Enunciado a:
Reproduce al pie de la letra las líneas de los registros comenzando por la que contiene "297, 343, 307]" y siguiendo hasta la que contiene "296, 642, 307]", ambas incluidas.

La ley de Elia Kazan

La conciencia, eso puede volverte loco.
Terry Malloy en La ley del silencio.
Leo en Arde este libro el conmovedor libro de Fernando Marías: «He vivido dentro de las películas desde niño. No siempre, solo a veces, pero en ocasiones me sorprendo a mí mismo descansando en ese hogar etéreo que podría ser también el más duradero de todo mi periplo, e incluso el único que permanecerá cuando mi vida se asome a su final. El cine».
Pienso en estas palabras al volver sobre La ley del silencio, obra maestra de Elia Kazan, cineasta de la eterna controversia por su delación en tiempos del feroz y férreo macartismo.

Enunciado b:
¿Qué nombres de personas o personajes aparecen en el fragmento sobre La ley del silencio? Enuméralos todos.

Material de trabajo:
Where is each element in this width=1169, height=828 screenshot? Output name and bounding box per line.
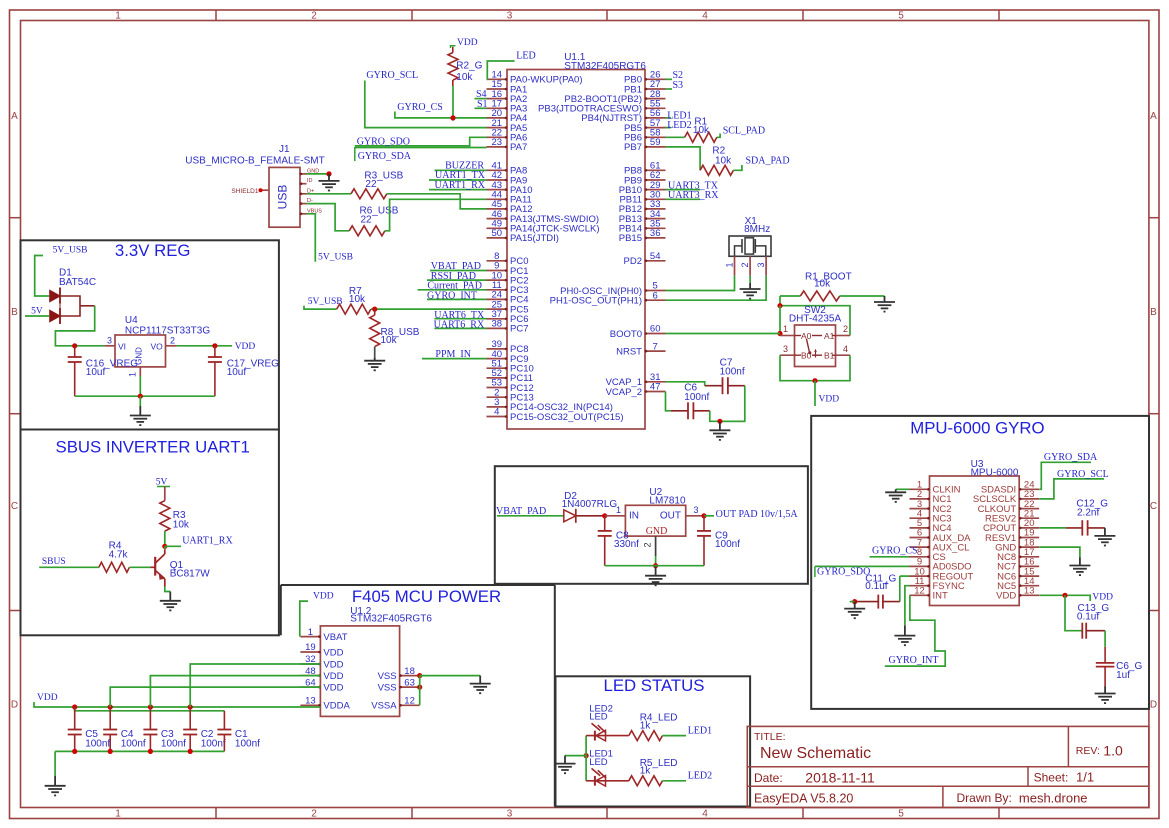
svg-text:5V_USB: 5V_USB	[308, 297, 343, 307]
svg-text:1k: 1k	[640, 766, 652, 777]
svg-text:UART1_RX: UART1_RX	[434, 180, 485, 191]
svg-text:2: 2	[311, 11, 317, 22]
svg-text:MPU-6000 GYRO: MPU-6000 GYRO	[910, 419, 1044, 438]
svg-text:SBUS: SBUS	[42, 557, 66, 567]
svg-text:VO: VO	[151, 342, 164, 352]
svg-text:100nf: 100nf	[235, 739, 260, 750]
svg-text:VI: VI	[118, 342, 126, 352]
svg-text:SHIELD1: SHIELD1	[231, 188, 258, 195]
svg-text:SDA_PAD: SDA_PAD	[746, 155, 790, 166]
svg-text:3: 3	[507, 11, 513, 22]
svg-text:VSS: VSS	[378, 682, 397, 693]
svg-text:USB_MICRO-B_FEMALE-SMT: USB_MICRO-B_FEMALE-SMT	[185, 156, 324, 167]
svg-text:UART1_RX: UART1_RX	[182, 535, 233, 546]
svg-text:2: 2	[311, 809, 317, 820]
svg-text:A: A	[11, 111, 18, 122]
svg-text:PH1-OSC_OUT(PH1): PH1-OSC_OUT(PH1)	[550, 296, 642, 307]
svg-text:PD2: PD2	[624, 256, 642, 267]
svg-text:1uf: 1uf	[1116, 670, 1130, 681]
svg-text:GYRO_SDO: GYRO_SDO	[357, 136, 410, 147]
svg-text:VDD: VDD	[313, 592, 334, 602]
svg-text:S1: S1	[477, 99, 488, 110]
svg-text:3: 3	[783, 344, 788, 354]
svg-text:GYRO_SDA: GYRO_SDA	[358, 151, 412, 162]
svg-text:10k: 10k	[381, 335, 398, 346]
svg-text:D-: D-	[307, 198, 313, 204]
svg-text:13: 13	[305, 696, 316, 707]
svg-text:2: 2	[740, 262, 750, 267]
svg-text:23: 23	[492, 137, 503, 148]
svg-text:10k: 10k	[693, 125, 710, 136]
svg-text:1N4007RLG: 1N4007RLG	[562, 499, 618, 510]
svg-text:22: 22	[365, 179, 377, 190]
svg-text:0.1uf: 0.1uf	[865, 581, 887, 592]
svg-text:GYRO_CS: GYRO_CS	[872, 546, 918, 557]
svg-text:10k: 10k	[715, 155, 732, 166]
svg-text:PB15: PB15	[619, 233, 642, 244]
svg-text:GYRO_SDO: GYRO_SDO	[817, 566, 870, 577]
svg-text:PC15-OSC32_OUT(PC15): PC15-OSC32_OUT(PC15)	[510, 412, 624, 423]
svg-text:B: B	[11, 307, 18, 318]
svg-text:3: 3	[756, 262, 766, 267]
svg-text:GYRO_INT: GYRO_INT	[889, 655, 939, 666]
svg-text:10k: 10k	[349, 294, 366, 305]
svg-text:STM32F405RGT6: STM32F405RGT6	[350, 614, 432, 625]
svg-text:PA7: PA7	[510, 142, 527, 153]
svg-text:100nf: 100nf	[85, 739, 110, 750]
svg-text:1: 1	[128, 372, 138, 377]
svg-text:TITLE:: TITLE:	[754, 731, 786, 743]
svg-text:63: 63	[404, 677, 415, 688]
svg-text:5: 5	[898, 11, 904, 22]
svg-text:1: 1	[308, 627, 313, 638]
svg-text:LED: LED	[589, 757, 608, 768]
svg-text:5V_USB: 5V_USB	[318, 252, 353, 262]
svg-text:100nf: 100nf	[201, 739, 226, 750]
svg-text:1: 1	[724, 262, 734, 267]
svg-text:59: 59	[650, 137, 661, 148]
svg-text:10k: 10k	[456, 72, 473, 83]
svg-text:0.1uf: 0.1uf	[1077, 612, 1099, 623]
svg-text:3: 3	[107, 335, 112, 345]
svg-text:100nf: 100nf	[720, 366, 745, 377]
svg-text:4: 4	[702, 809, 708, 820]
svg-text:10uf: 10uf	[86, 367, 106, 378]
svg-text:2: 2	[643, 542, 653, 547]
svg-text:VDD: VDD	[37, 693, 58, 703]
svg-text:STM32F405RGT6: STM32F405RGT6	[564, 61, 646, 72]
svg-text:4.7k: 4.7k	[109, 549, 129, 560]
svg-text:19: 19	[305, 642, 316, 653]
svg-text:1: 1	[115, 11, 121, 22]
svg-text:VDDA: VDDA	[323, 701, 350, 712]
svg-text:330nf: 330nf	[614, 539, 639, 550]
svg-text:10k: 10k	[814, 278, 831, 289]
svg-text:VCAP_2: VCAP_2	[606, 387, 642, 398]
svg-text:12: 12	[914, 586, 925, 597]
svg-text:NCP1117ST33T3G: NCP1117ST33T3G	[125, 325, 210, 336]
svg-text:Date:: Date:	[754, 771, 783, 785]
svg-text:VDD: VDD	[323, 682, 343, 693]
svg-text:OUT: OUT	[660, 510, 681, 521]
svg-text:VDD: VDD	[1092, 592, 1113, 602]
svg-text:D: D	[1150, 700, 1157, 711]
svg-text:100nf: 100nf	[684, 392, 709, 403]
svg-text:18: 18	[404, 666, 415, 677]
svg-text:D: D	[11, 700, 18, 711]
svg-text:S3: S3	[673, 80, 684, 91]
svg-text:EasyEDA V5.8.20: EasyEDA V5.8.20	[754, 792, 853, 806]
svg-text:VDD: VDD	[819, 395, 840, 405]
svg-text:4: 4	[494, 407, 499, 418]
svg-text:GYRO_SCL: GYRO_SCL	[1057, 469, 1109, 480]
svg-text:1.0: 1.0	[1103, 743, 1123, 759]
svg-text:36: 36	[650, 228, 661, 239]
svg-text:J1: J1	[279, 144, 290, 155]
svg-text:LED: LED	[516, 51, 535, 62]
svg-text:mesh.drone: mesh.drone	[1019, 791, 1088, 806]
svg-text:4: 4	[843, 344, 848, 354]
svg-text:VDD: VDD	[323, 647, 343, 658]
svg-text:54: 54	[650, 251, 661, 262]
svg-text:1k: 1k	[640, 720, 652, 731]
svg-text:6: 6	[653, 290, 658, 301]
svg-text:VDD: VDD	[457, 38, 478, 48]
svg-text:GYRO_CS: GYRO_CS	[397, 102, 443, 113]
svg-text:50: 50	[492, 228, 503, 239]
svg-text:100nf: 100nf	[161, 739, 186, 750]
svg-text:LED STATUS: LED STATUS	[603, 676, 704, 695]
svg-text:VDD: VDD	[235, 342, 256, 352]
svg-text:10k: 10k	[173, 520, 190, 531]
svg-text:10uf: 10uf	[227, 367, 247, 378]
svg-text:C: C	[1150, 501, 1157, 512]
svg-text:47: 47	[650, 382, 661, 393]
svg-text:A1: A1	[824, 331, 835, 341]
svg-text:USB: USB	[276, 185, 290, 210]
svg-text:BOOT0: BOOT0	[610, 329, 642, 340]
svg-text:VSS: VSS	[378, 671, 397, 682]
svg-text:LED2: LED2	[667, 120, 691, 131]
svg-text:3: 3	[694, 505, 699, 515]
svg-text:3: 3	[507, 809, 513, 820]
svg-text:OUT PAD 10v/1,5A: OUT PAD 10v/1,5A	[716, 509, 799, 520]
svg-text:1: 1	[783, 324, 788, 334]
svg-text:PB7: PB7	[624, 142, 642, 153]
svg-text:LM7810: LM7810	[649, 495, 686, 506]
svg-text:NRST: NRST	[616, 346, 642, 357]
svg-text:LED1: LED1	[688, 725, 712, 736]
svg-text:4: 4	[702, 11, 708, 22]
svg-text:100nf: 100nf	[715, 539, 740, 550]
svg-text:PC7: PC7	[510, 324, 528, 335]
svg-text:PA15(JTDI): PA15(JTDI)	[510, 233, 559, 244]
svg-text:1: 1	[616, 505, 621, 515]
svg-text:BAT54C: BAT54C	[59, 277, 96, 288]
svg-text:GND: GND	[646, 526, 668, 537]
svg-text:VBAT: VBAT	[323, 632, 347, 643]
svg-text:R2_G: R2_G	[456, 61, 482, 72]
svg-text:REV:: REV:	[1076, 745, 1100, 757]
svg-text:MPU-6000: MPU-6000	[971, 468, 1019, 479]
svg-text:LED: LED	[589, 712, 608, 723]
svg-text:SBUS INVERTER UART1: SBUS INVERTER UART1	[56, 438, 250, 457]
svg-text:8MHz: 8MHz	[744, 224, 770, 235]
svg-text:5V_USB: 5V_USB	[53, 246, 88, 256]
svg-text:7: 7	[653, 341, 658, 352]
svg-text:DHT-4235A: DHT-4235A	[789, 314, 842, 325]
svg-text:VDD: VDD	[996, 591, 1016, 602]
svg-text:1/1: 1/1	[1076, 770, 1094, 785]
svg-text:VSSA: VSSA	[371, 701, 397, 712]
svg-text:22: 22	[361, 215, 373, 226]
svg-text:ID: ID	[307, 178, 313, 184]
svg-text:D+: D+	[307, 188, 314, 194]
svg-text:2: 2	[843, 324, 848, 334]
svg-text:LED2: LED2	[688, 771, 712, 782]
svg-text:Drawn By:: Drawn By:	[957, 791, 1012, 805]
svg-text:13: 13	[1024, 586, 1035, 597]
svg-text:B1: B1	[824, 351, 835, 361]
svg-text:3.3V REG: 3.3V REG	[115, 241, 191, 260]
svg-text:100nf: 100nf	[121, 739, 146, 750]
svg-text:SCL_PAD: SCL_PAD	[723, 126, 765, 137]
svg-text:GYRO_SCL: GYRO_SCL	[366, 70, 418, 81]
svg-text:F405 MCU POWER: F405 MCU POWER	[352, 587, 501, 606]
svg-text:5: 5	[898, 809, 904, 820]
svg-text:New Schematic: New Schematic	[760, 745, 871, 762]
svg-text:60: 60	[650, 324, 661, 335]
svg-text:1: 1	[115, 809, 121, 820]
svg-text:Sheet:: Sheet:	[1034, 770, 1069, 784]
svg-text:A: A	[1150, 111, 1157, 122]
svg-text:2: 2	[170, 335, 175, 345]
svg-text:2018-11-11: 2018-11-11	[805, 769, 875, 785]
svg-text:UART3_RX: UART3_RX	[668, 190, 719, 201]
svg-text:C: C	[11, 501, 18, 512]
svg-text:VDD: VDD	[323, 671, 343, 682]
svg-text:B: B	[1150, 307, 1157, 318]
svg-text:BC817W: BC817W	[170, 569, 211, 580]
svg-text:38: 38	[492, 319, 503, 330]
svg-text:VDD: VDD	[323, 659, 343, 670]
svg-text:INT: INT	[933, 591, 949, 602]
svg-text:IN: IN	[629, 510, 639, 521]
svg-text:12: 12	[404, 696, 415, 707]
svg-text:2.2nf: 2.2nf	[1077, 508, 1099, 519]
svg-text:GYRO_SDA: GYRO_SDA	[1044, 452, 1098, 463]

Solución a:
svg-text:5V_USB: 5V_USB	[308, 297, 343, 307]
svg-text:1k: 1k	[640, 766, 652, 777]
svg-text:UART1_RX: UART1_RX	[434, 180, 485, 191]
svg-text:2: 2	[311, 11, 317, 22]
svg-text:MPU-6000 GYRO: MPU-6000 GYRO	[910, 419, 1044, 438]
svg-text:SBUS: SBUS	[42, 557, 66, 567]
svg-text:VO: VO	[151, 342, 164, 352]
svg-text:100nf: 100nf	[235, 739, 260, 750]
svg-text:VI: VI	[118, 342, 126, 352]
svg-text:SHIELD1: SHIELD1	[231, 188, 258, 195]
svg-text:SDA_PAD: SDA_PAD	[746, 155, 790, 166]
svg-text:3: 3	[507, 11, 513, 22]
svg-text:VSS: VSS	[378, 682, 397, 693]
svg-text:USB_MICRO-B_FEMALE-SMT: USB_MICRO-B_FEMALE-SMT	[185, 156, 324, 167]
svg-text:UART1_RX: UART1_RX	[182, 535, 233, 546]
svg-text:2: 2	[311, 809, 317, 820]
svg-text:A: A	[11, 111, 18, 122]
svg-text:PH1-OSC_OUT(PH1): PH1-OSC_OUT(PH1)	[550, 296, 642, 307]

Solución b:
Elia Kazan, Terry Malloy, Fernando Marías